• _TASK DETAILS_: Will you write out all the entries below exactly?
===== THE DATA =====
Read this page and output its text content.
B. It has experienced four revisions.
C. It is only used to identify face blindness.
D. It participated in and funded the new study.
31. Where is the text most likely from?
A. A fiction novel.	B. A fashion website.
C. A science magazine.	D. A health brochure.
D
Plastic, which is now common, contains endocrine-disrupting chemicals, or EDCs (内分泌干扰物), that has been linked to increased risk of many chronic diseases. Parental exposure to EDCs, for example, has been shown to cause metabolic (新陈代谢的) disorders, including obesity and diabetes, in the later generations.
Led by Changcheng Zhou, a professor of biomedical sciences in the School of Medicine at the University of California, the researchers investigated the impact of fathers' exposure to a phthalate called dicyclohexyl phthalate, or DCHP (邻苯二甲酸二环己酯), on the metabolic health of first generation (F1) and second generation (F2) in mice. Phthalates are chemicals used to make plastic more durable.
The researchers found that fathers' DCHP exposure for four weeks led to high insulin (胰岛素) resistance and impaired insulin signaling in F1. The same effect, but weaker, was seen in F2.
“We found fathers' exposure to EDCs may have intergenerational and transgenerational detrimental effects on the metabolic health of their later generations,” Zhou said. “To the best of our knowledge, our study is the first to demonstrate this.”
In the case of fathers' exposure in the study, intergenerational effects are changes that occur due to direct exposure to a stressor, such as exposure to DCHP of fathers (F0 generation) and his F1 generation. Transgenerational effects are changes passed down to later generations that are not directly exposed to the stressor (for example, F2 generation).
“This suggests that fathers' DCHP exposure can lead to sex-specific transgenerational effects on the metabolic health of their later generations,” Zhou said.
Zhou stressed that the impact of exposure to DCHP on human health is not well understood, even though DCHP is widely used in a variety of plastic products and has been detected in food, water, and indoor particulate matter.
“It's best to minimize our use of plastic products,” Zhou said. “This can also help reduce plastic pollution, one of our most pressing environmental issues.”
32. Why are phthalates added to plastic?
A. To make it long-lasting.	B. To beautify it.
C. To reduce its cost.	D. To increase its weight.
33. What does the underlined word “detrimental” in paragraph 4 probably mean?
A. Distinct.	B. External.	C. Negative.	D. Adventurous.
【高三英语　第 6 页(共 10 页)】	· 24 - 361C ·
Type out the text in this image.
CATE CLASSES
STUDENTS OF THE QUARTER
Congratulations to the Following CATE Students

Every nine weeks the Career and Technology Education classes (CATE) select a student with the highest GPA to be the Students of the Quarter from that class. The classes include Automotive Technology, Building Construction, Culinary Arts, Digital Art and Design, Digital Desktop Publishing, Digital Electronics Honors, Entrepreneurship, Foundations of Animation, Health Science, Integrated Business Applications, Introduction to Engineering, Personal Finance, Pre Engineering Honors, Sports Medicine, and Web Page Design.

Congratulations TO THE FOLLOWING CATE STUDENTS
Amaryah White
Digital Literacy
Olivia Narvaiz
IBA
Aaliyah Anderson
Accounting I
=====
• _EXERCISE RESULT_:
Read this page and output its text content.
B. It has experienced four revisions.
C. It is only used to identify face blindness.
D. It participated in and funded the new study.
31. Where is the text most likely from?
A. A fiction novel.	B. A fashion website.
C. A science magazine.	D. A health brochure.
D
Plastic, which is now common, contains endocrine-disrupting chemicals, or EDCs (内分泌干扰物), that has been linked to increased risk of many chronic diseases. Parental exposure to EDCs, for example, has been shown to cause metabolic (新陈代谢的) disorders, including obesity and diabetes, in the later generations.
Led by Changcheng Zhou, a professor of biomedical sciences in the School of Medicine at the University of California, the researchers investigated the impact of fathers' exposure to a phthalate called dicyclohexyl phthalate, or DCHP (邻苯二甲酸二环己酯), on the metabolic health of first generation (F1) and second generation (F2) in mice. Phthalates are chemicals used to make plastic more durable.
The researchers found that fathers' DCHP exposure for four weeks led to high insulin (胰岛素) resistance and impaired insulin signaling in F1. The same effect, but weaker, was seen in F2.
“We found fathers' exposure to EDCs may have intergenerational and transgenerational detrimental effects on the metabolic health of their later generations,” Zhou said. “To the best of our knowledge, our study is the first to demonstrate this.”
In the case of fathers' exposure in the study, intergenerational effects are changes that occur due to direct exposure to a stressor, such as exposure to DCHP of fathers (F0 generation) and his F1 generation. Transgenerational effects are changes passed down to later generations that are not directly exposed to the stressor (for example, F2 generation).
“This suggests that fathers' DCHP exposure can lead to sex-specific transgenerational effects on the metabolic health of their later generations,” Zhou said.
Zhou stressed that the impact of exposure to DCHP on human health is not well understood, even though DCHP is widely used in a variety of plastic products and has been detected in food, water, and indoor particulate matter.
“It's best to minimize our use of plastic products,” Zhou said. “This can also help reduce plastic pollution, one of our most pressing environmental issues.”
32. Why are phthalates added to plastic?
A. To make it long-lasting.	B. To beautify it.
C. To reduce its cost.	D. To increase its weight.
33. What does the underlined word “detrimental” in paragraph 4 probably mean?
A. Distinct.	B. External.	C. Negative.	D. Adventurous.
【高三英语　第 6 页(共 10 页)】	· 24 - 361C ·
Type out the text in this image.
CATE CLASSES
STUDENTS OF THE QUARTER
Congratulations to the Following CATE Students

Every nine weeks the Career and Technology Education classes (CATE) select a student with the highest GPA to be the Students of the Quarter from that class. The classes include Automotive Technology, Building Construction, Culinary Arts, Digital Art and Design, Digital Desktop Publishing, Digital Electronics Honors, Entrepreneurship, Foundations of Animation, Health Science, Integrated Business Applications, Introduction to Engineering, Personal Finance, Pre Engineering Honors, Sports Medicine, and Web Page Design.

Congratulations TO THE FOLLOWING CATE STUDENTS
Amaryah White
Digital Literacy
Olivia Narvaiz
IBA
Aaliyah Anderson
Accounting I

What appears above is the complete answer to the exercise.